--- GOAL ---
Copy out the lines from the one containing "phone-screen: 10:58 Don't" through the one containing "reset-button[interactable]: Reset bbox=[549, 1471, 735, 1569]", inclusive, without changing anything.

--- DATA FOR THIS TASK ---

• • •

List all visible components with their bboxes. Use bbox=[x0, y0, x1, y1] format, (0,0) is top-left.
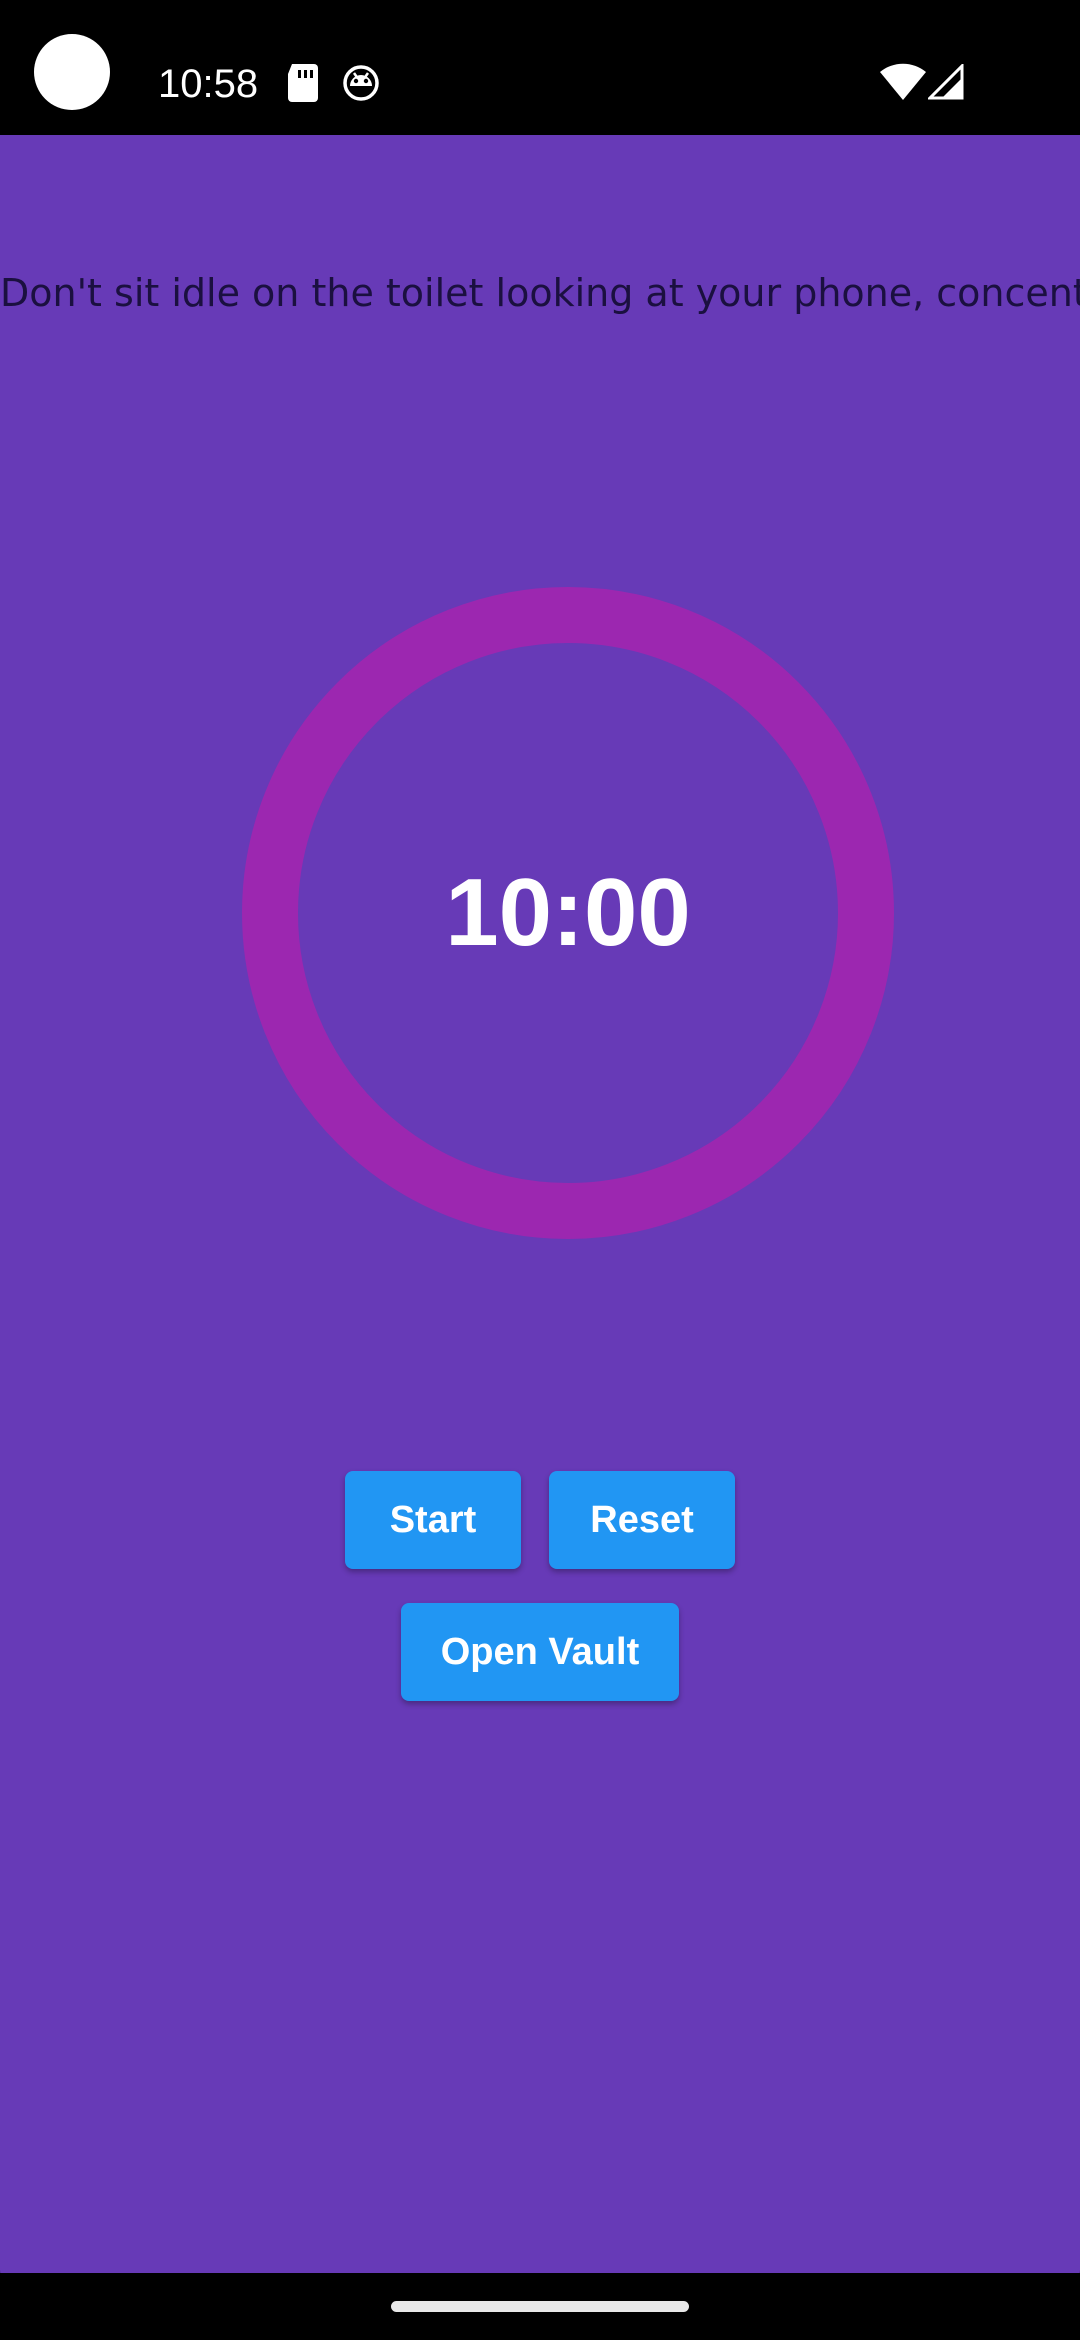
phone-screen: 10:58 Don't sit idle on the toilet looki… bbox=[0, 0, 1080, 2340]
start-button[interactable]: Start bbox=[345, 1471, 521, 1569]
home-indicator[interactable] bbox=[391, 2301, 689, 2312]
reset-button[interactable]: Reset bbox=[549, 1471, 735, 1569]
status-bar: 10:58 bbox=[0, 0, 1080, 135]
wifi-icon bbox=[878, 62, 928, 102]
bug-icon bbox=[342, 62, 380, 102]
navigation-bar bbox=[0, 2273, 1080, 2340]
tagline-text: Don't sit idle on the toilet looking at … bbox=[0, 271, 1080, 315]
sd-card-icon bbox=[284, 62, 322, 102]
signal-icon bbox=[926, 62, 964, 100]
timer-display: 10:00 bbox=[445, 859, 691, 966]
open-vault-button[interactable]: Open Vault bbox=[401, 1603, 679, 1701]
timer-progress-ring: 10:00 bbox=[242, 587, 894, 1239]
camera-cutout bbox=[34, 34, 110, 110]
status-time: 10:58 bbox=[158, 62, 259, 106]
app-content: Don't sit idle on the toilet looking at … bbox=[0, 135, 1080, 2273]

• • •

--- ANSWER TO THE TASK ---
phone-screen: 10:58 Don't sit idle on the toilet looki… bbox=[0, 0, 1080, 2340]
start-button[interactable]: Start bbox=[345, 1471, 521, 1569]
home-indicator[interactable] bbox=[391, 2301, 689, 2312]
reset-button[interactable]: Reset bbox=[549, 1471, 735, 1569]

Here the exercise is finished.